What to do: Would you copy out the whole listing exactly as given?

Source data:
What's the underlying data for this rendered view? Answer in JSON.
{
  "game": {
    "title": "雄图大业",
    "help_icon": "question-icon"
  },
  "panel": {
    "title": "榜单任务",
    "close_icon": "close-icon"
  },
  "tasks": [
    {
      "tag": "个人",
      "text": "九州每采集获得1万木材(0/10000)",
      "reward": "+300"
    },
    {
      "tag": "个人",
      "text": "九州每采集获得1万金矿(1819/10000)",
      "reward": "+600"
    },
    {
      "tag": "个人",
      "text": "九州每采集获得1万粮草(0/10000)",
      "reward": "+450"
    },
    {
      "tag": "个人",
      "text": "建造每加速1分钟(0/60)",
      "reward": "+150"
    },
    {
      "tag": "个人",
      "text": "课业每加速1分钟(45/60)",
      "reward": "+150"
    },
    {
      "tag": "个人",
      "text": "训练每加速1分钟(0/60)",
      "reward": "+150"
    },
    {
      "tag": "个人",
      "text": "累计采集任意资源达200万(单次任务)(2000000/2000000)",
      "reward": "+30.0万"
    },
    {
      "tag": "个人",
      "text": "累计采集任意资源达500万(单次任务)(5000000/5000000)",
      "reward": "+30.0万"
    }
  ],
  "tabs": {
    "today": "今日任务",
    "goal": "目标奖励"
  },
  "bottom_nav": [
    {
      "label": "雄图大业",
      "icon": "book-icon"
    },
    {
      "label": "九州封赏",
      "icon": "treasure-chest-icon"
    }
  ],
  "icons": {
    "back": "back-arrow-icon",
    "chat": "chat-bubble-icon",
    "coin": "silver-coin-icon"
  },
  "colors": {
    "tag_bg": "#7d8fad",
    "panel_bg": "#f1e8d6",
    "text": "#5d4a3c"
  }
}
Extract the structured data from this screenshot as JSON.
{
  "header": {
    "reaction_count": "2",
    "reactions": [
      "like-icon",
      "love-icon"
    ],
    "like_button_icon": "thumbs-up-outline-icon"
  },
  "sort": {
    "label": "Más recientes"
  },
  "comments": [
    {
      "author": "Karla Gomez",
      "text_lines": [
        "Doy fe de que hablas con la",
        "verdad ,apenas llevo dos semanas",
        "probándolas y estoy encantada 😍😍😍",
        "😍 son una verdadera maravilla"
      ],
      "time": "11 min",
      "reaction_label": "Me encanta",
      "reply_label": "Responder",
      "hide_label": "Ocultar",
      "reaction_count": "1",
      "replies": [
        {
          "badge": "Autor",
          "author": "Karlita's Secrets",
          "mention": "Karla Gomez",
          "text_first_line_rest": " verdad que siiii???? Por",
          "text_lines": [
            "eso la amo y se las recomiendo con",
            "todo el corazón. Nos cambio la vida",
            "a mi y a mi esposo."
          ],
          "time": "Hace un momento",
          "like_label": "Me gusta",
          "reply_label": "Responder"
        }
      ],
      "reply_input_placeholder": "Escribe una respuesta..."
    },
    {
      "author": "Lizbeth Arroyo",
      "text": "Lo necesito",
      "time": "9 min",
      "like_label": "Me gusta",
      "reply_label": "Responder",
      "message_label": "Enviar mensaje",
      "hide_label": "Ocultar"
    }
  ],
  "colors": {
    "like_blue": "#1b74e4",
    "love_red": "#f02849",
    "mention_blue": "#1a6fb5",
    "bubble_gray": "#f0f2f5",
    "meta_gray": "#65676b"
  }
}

Response for this exercise:
What's the underlying data for this rendered view? Answer in JSON.
{
  "game": {
    "title": "雄图大业",
    "help_icon": "question-icon"
  },
  "panel": {
    "title": "榜单任务",
    "close_icon": "close-icon"
  },
  "tasks": [
    {
      "tag": "个人",
      "text": "九州每采集获得1万木材(0/10000)",
      "reward": "+300"
    },
    {
      "tag": "个人",
      "text": "九州每采集获得1万金矿(1819/10000)",
      "reward": "+600"
    },
    {
      "tag": "个人",
      "text": "九州每采集获得1万粮草(0/10000)",
      "reward": "+450"
    },
    {
      "tag": "个人",
      "text": "建造每加速1分钟(0/60)",
      "reward": "+150"
    },
    {
      "tag": "个人",
      "text": "课业每加速1分钟(45/60)",
      "reward": "+150"
    },
    {
      "tag": "个人",
      "text": "训练每加速1分钟(0/60)",
      "reward": "+150"
    },
    {
      "tag": "个人",
      "text": "累计采集任意资源达200万(单次任务)(2000000/2000000)",
      "reward": "+30.0万"
    },
    {
      "tag": "个人",
      "text": "累计采集任意资源达500万(单次任务)(5000000/5000000)",
      "reward": "+30.0万"
    }
  ],
  "tabs": {
    "today": "今日任务",
    "goal": "目标奖励"
  },
  "bottom_nav": [
    {
      "label": "雄图大业",
      "icon": "book-icon"
    },
    {
      "label": "九州封赏",
      "icon": "treasure-chest-icon"
    }
  ],
  "icons": {
    "back": "back-arrow-icon",
    "chat": "chat-bubble-icon",
    "coin": "silver-coin-icon"
  },
  "colors": {
    "tag_bg": "#7d8fad",
    "panel_bg": "#f1e8d6",
    "text": "#5d4a3c"
  }
}
Extract the structured data from this screenshot as JSON.
{
  "header": {
    "reaction_count": "2",
    "reactions": [
      "like-icon",
      "love-icon"
    ],
    "like_button_icon": "thumbs-up-outline-icon"
  },
  "sort": {
    "label": "Más recientes"
  },
  "comments": [
    {
      "author": "Karla Gomez",
      "text_lines": [
        "Doy fe de que hablas con la",
        "verdad ,apenas llevo dos semanas",
        "probándolas y estoy encantada 😍😍😍",
        "😍 son una verdadera maravilla"
      ],
      "time": "11 min",
      "reaction_label": "Me encanta",
      "reply_label": "Responder",
      "hide_label": "Ocultar",
      "reaction_count": "1",
      "replies": [
        {
          "badge": "Autor",
          "author": "Karlita's Secrets",
          "mention": "Karla Gomez",
          "text_first_line_rest": " verdad que siiii???? Por",
          "text_lines": [
            "eso la amo y se las recomiendo con",
            "todo el corazón. Nos cambio la vida",
            "a mi y a mi esposo."
          ],
          "time": "Hace un momento",
          "like_label": "Me gusta",
          "reply_label": "Responder"
        }
      ],
      "reply_input_placeholder": "Escribe una respuesta..."
    },
    {
      "author": "Lizbeth Arroyo",
      "text": "Lo necesito",
      "time": "9 min",
      "like_label": "Me gusta",
      "reply_label": "Responder",
      "message_label": "Enviar mensaje",
      "hide_label": "Ocultar"
    }
  ],
  "colors": {
    "like_blue": "#1b74e4",
    "love_red": "#f02849",
    "mention_blue": "#1a6fb5",
    "bubble_gray": "#f0f2f5",
    "meta_gray": "#65676b"
  }
}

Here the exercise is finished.